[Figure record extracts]
# # # # #

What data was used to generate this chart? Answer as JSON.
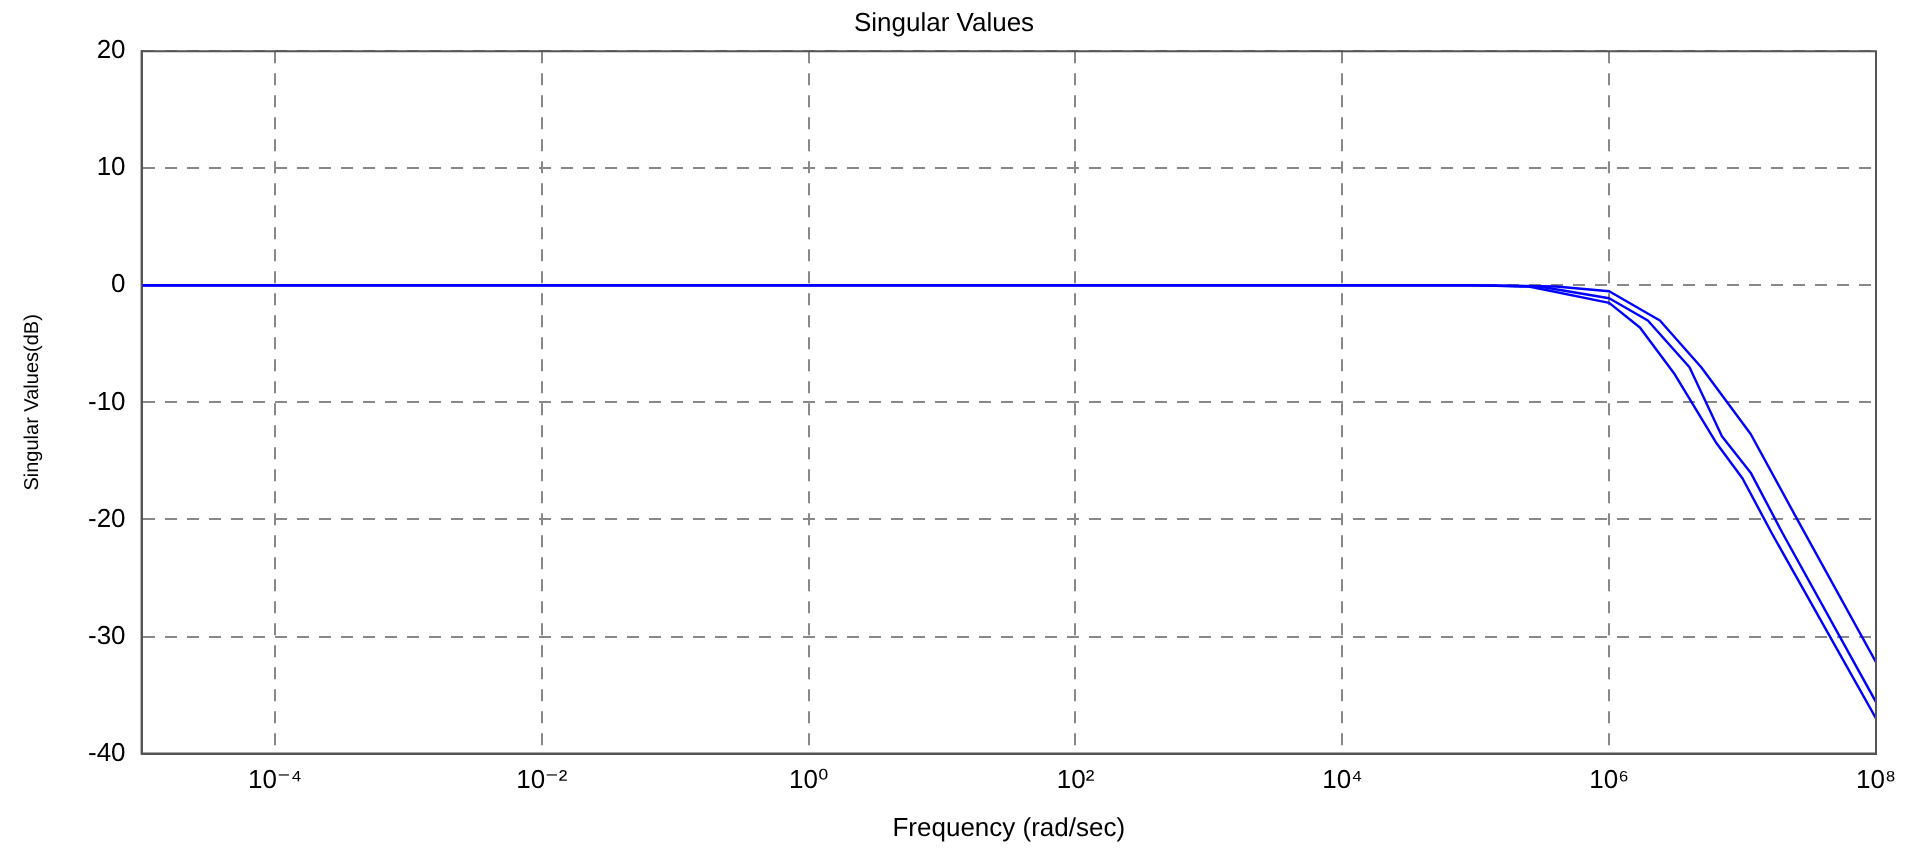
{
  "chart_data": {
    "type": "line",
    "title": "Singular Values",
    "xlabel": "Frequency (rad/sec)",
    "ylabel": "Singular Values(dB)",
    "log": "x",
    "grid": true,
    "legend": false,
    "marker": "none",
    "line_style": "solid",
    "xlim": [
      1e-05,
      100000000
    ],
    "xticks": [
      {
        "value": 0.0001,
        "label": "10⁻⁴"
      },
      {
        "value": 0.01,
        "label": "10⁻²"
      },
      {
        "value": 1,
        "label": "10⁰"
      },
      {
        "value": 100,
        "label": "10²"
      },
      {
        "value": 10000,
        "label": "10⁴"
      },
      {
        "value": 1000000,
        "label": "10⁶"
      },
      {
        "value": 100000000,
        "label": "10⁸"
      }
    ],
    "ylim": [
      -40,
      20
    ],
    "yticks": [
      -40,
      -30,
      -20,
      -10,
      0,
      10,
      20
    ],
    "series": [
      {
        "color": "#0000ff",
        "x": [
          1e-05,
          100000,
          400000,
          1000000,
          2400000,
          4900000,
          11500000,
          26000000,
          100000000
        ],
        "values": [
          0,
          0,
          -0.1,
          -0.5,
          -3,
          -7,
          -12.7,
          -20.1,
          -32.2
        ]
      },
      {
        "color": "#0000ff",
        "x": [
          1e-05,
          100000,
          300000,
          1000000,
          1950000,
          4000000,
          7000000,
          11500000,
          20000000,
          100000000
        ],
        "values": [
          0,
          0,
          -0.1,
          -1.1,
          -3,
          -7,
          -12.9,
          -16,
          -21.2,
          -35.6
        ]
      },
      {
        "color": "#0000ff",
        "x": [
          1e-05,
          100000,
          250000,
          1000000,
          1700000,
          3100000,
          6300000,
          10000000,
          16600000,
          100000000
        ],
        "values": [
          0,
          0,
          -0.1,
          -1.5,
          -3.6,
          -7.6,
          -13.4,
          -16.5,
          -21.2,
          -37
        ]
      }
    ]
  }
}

# # # # #

**Written exercise:**
Write the records out once more, exactly as they appear, with no pictures.

**Solution for this exercise:**
What data was used to generate this chart? Answer as JSON.
{
  "chart_data": {
    "type": "line",
    "title": "Singular Values",
    "xlabel": "Frequency (rad/sec)",
    "ylabel": "Singular Values(dB)",
    "log": "x",
    "grid": true,
    "legend": false,
    "marker": "none",
    "line_style": "solid",
    "xlim": [
      1e-05,
      100000000
    ],
    "xticks": [
      {
        "value": 0.0001,
        "label": "10⁻⁴"
      },
      {
        "value": 0.01,
        "label": "10⁻²"
      },
      {
        "value": 1,
        "label": "10⁰"
      },
      {
        "value": 100,
        "label": "10²"
      },
      {
        "value": 10000,
        "label": "10⁴"
      },
      {
        "value": 1000000,
        "label": "10⁶"
      },
      {
        "value": 100000000,
        "label": "10⁸"
      }
    ],
    "ylim": [
      -40,
      20
    ],
    "yticks": [
      -40,
      -30,
      -20,
      -10,
      0,
      10,
      20
    ],
    "series": [
      {
        "color": "#0000ff",
        "x": [
          1e-05,
          100000,
          400000,
          1000000,
          2400000,
          4900000,
          11500000,
          26000000,
          100000000
        ],
        "values": [
          0,
          0,
          -0.1,
          -0.5,
          -3,
          -7,
          -12.7,
          -20.1,
          -32.2
        ]
      },
      {
        "color": "#0000ff",
        "x": [
          1e-05,
          100000,
          300000,
          1000000,
          1950000,
          4000000,
          7000000,
          11500000,
          20000000,
          100000000
        ],
        "values": [
          0,
          0,
          -0.1,
          -1.1,
          -3,
          -7,
          -12.9,
          -16,
          -21.2,
          -35.6
        ]
      },
      {
        "color": "#0000ff",
        "x": [
          1e-05,
          100000,
          250000,
          1000000,
          1700000,
          3100000,
          6300000,
          10000000,
          16600000,
          100000000
        ],
        "values": [
          0,
          0,
          -0.1,
          -1.5,
          -3.6,
          -7.6,
          -13.4,
          -16.5,
          -21.2,
          -37
        ]
      }
    ]
  }
}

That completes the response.